-- START LISTED RECORDS --
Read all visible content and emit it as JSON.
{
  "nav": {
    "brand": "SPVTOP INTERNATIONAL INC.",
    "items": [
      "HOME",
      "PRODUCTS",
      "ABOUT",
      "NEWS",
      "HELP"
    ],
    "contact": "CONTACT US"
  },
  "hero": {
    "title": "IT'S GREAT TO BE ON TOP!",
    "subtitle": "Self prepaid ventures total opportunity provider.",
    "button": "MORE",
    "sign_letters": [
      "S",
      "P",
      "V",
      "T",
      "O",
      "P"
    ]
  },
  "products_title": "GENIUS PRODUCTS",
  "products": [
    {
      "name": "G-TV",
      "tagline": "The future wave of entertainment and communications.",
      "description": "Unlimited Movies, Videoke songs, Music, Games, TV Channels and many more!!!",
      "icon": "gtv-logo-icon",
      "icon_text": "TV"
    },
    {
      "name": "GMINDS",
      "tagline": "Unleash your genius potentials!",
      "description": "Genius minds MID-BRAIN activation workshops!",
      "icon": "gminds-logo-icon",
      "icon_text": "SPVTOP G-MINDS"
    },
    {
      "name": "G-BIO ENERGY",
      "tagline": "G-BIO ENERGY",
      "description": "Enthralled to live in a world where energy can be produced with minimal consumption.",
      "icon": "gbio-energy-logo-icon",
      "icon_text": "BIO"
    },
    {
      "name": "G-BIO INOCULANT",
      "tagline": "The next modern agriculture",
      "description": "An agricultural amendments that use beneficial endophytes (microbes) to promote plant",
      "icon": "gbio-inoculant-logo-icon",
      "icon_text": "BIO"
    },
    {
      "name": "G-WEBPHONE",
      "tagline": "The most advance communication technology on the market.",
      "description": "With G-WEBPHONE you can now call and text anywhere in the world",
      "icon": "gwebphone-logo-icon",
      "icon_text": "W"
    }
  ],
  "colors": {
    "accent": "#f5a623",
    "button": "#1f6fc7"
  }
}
-- END LISTED RECORDS --
Review the material and copy each line in which the word "logo" appears.

      "icon": "gtv-logo-icon",
      "icon": "gminds-logo-icon",
      "icon": "gbio-energy-logo-icon",
      "icon": "gbio-inoculant-logo-icon",
      "icon": "gwebphone-logo-icon",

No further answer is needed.